Instructions for the task: Pick out each line containing the string "Informationen".

Data records:
━━━━━━━━━━━━━━━━━━━━━━━━━━━━━━

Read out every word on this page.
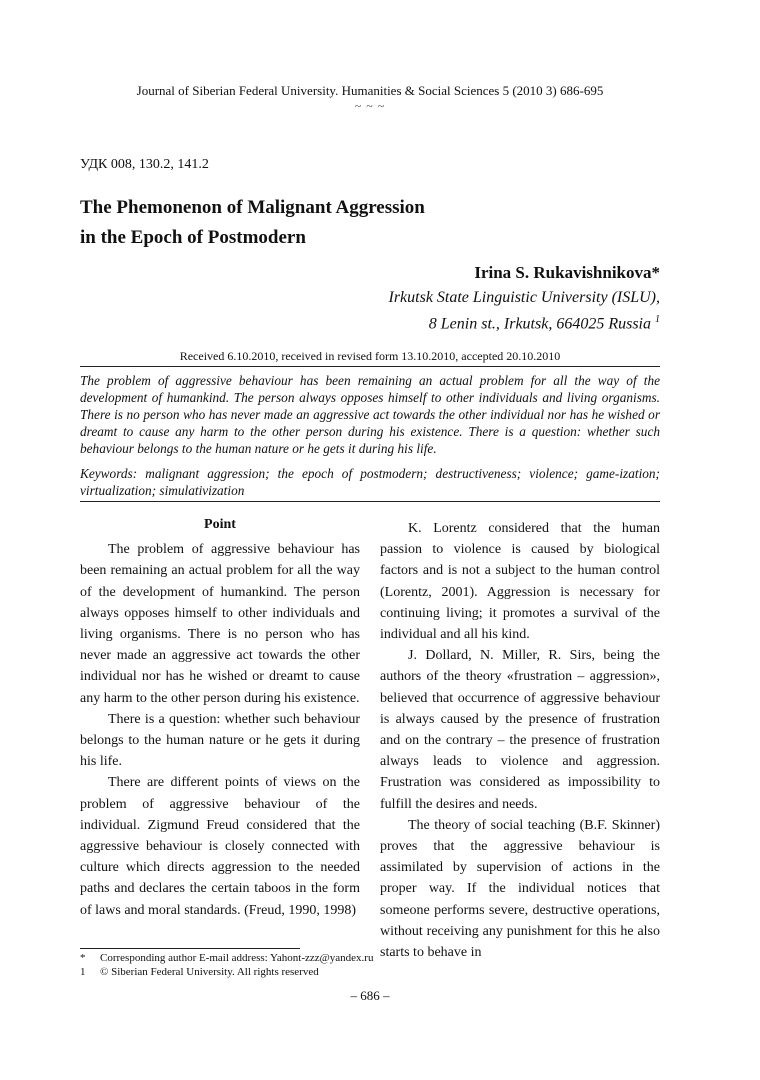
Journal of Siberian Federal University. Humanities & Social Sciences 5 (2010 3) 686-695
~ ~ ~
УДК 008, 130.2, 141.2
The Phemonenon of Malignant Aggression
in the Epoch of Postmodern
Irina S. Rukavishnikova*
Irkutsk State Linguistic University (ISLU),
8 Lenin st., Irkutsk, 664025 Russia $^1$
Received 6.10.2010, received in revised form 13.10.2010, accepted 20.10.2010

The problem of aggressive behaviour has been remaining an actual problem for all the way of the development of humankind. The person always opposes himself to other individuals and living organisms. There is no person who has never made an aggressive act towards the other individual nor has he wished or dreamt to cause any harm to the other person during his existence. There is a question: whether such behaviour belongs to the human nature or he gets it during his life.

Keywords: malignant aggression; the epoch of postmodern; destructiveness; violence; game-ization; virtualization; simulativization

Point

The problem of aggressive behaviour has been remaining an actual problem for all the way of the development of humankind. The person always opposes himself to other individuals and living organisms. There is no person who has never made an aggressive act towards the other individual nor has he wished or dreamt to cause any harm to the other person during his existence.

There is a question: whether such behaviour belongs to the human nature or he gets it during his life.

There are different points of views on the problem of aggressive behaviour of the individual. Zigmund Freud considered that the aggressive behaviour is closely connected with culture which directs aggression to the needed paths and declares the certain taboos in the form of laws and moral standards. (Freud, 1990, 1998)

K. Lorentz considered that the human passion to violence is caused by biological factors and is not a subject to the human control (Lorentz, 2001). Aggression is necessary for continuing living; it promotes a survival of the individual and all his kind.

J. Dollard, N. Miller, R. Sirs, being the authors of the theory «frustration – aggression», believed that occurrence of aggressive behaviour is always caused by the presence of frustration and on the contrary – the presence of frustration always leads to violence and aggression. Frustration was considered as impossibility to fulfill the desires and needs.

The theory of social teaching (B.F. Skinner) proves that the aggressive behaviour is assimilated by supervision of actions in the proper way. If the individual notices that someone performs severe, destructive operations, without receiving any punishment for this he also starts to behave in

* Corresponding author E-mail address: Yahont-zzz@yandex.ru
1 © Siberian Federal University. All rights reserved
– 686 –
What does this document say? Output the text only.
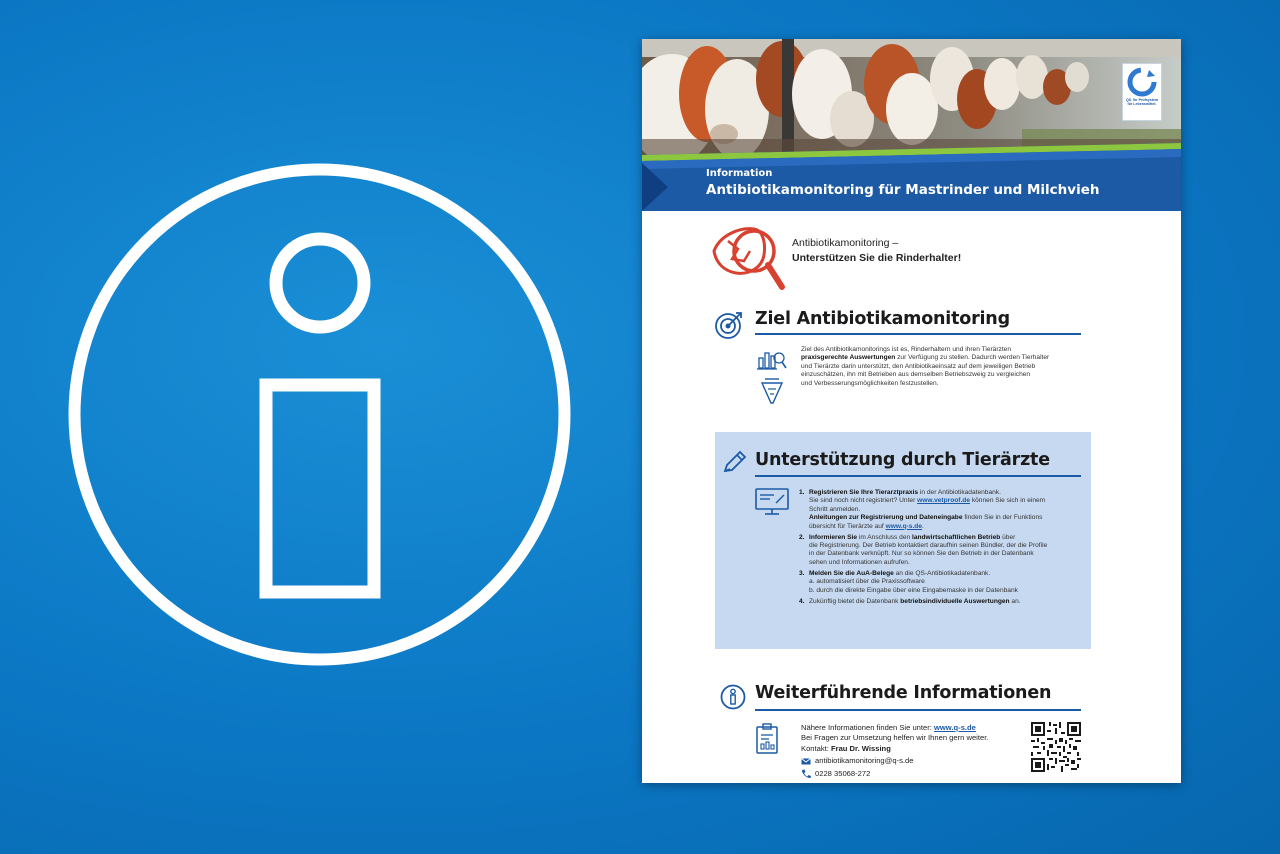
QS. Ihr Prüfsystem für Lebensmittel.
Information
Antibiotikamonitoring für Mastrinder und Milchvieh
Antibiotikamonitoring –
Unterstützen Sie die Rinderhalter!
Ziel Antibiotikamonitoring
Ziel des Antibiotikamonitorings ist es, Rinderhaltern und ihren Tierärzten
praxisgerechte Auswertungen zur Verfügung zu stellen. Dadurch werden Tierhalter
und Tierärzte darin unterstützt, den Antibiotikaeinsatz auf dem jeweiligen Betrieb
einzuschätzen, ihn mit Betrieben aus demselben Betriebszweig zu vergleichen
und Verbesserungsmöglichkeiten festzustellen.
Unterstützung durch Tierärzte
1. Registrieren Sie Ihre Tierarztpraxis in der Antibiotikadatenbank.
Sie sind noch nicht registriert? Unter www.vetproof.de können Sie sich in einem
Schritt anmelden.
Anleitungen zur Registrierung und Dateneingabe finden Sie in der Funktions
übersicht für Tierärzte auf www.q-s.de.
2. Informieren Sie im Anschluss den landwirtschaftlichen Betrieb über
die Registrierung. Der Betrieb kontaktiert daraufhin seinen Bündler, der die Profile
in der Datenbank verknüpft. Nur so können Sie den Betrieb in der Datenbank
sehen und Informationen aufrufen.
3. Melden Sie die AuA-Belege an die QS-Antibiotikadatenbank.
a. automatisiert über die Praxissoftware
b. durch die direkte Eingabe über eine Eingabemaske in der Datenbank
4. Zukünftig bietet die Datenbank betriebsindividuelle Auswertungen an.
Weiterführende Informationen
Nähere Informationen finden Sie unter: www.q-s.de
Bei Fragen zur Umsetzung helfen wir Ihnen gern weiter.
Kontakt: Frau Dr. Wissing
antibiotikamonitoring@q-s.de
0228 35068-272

━━━━━━━━━━━━━━━━━━━━━━━━━━━━━━

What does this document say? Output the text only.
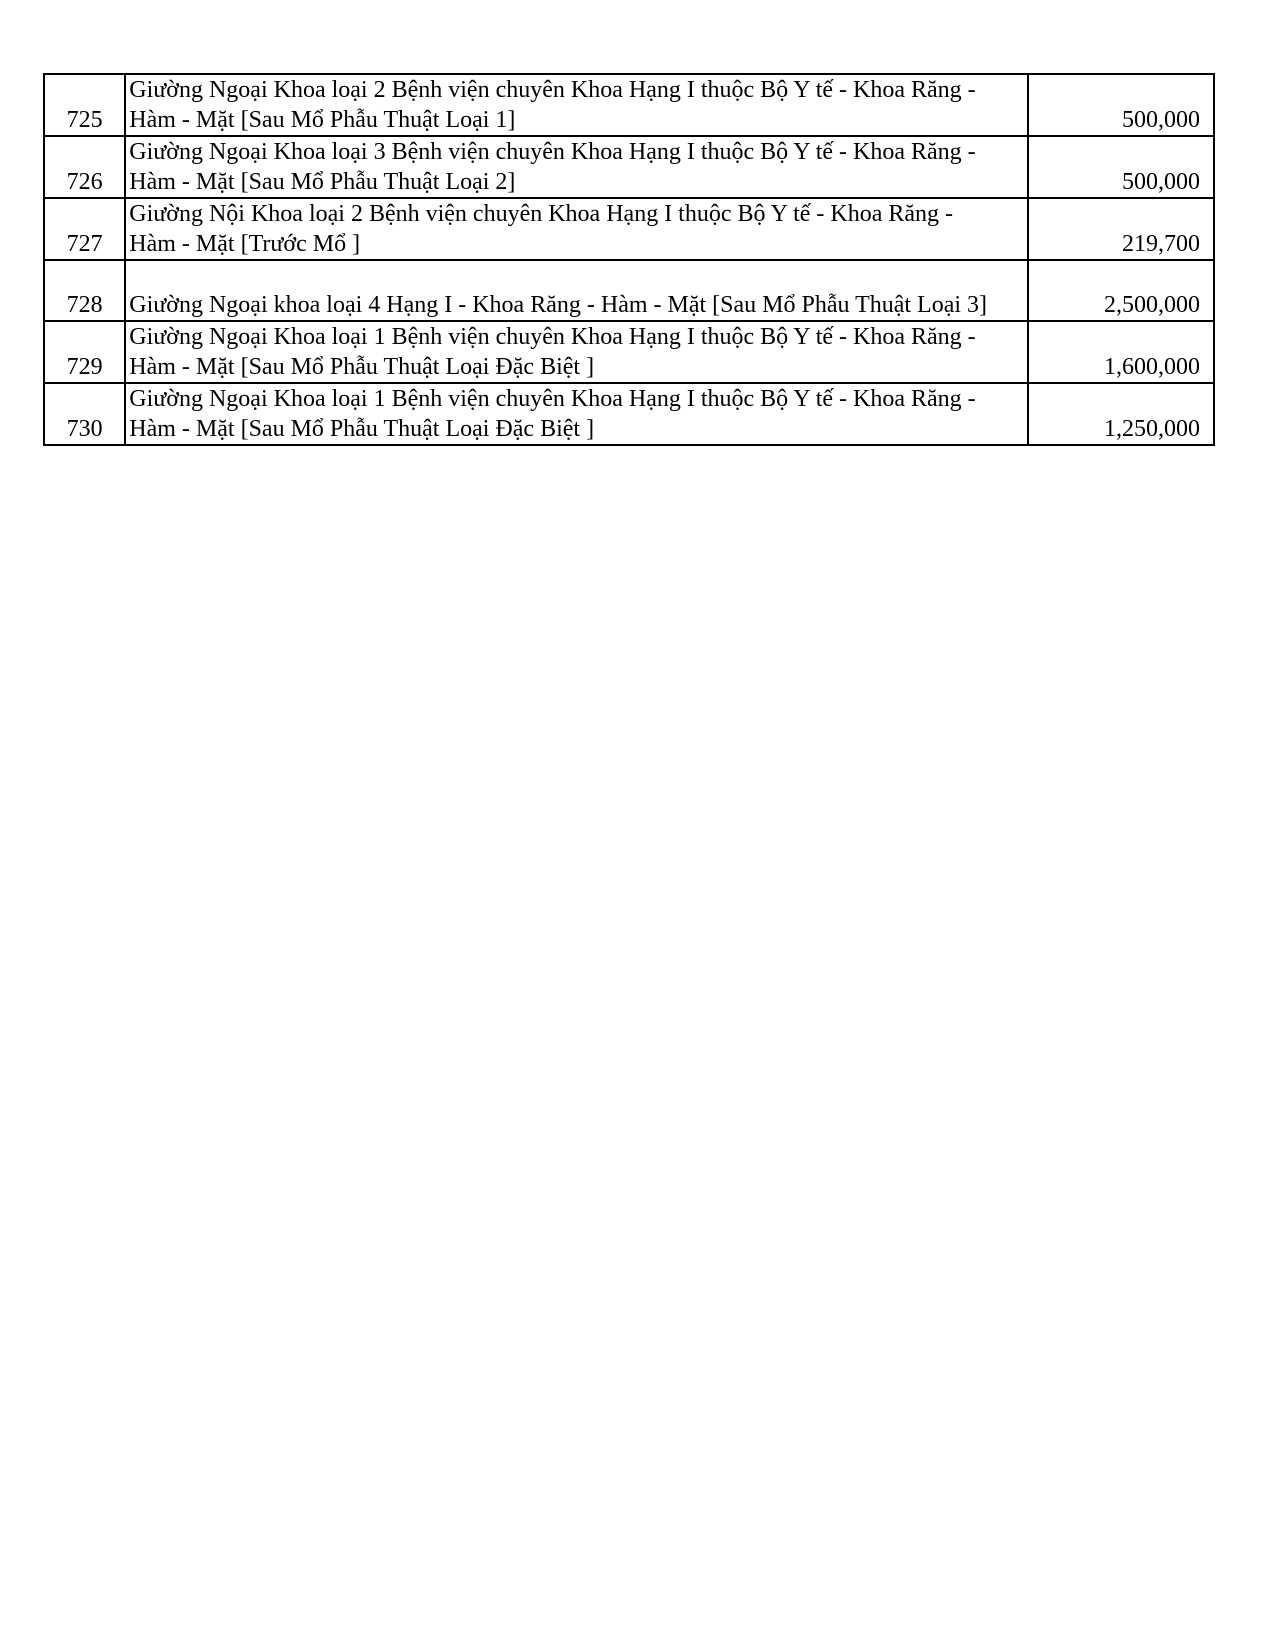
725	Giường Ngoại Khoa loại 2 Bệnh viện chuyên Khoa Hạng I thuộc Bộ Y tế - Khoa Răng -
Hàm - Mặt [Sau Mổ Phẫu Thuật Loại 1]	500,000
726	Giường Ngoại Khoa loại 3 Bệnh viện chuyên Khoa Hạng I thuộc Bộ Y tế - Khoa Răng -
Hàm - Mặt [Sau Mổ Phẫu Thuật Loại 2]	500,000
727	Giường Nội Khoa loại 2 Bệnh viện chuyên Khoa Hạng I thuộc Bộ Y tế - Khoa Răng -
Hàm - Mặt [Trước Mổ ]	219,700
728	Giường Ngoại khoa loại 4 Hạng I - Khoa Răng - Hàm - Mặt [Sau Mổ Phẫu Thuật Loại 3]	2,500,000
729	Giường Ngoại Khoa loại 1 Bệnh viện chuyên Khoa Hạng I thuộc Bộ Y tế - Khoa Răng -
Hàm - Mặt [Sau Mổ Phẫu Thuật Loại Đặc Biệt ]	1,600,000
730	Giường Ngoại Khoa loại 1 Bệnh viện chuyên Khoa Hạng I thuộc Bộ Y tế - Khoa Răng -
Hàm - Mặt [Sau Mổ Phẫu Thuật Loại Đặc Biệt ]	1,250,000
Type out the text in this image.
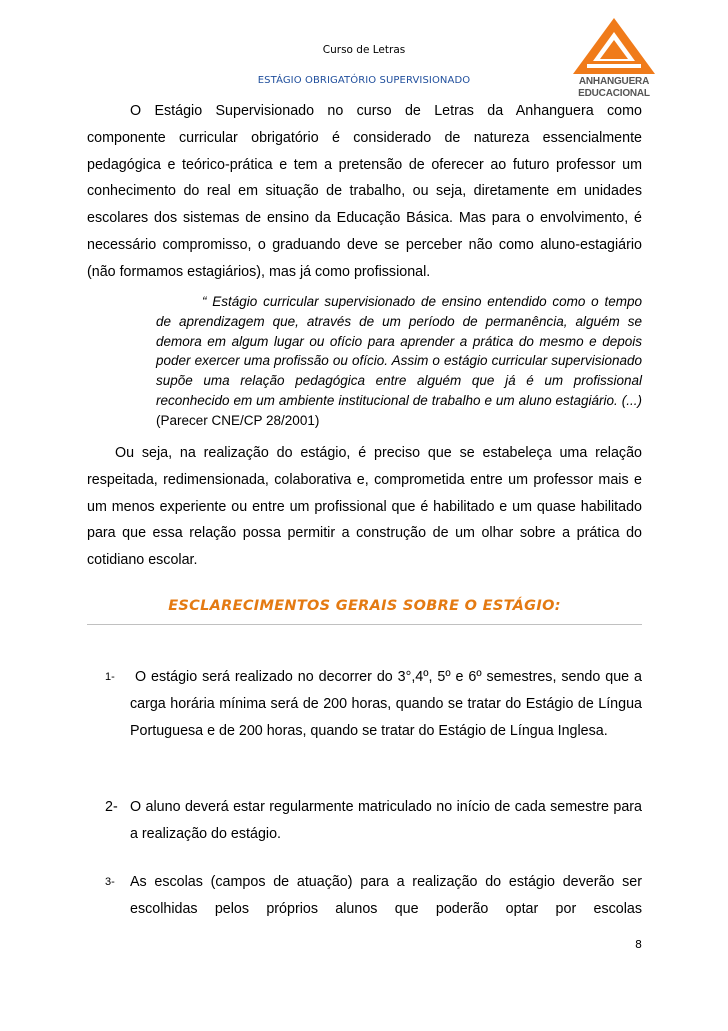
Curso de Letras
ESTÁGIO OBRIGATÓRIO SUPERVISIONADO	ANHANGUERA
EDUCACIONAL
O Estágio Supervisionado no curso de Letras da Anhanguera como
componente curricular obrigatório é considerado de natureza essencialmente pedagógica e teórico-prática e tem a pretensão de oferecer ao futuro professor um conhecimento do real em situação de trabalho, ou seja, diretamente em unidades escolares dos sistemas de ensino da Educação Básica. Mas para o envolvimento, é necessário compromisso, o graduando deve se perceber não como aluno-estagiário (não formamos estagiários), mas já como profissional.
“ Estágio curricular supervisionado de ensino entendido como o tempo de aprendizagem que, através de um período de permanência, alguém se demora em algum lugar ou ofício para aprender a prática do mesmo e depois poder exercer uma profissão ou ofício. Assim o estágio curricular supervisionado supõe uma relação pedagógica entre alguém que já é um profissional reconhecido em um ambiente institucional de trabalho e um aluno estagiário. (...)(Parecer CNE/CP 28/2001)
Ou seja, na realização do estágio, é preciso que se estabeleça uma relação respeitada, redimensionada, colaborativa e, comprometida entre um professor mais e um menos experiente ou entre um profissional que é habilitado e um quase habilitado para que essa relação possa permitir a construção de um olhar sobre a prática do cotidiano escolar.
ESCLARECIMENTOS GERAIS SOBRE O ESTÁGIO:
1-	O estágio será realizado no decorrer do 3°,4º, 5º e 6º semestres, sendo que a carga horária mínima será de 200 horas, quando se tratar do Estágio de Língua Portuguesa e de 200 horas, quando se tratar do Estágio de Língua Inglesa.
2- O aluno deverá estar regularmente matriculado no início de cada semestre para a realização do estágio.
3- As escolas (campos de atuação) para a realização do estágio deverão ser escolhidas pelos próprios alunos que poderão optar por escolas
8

━━━━━━━━━━━━━━━━━━━━━━━━━━━━━━

Response to this exercise:
sehen und Informationen aufrufen.
Weiterführende Informationen
Nähere Informationen finden Sie unter: www.q-s.de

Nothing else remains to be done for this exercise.